(Exercise description)
In the data below, find each line containing the string "columns" and return it.

Data entries:
__________________________________________________

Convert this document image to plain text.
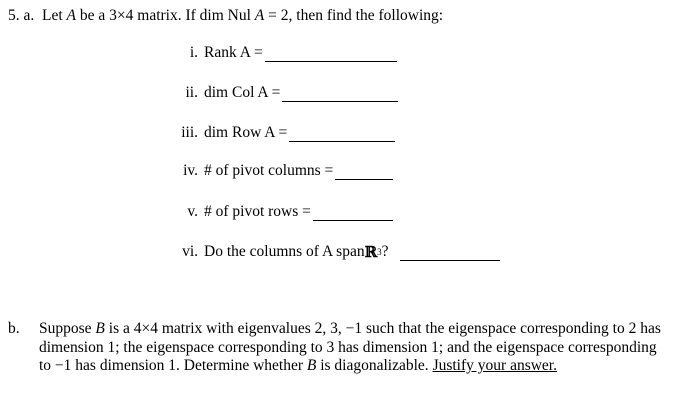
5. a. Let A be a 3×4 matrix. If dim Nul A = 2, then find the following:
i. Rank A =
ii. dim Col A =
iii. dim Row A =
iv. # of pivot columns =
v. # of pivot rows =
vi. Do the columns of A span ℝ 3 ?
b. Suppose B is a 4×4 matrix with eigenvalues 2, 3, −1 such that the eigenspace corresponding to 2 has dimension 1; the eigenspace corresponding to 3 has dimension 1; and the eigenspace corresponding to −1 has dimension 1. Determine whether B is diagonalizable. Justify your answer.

__________________________________________________

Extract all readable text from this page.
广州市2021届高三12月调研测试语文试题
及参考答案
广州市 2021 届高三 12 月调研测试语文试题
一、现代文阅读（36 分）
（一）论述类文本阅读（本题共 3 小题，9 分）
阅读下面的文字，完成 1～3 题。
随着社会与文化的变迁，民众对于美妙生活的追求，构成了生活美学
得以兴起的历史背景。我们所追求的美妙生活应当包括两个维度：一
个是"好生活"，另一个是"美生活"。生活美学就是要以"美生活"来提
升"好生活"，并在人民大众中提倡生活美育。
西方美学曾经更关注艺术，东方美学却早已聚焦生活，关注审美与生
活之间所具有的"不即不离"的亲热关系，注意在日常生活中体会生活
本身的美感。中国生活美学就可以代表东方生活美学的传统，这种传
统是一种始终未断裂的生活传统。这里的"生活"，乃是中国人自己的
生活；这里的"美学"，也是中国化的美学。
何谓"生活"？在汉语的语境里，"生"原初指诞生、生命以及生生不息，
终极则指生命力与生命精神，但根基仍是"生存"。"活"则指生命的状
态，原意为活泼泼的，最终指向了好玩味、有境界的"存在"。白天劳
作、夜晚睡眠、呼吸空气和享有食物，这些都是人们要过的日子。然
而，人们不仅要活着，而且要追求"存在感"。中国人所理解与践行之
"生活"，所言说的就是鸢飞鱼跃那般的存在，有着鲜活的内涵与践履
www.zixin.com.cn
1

__________________________________________________

(Full solution)
iv. # of pivot columns =
vi. Do the columns of A span ℝ 3 ?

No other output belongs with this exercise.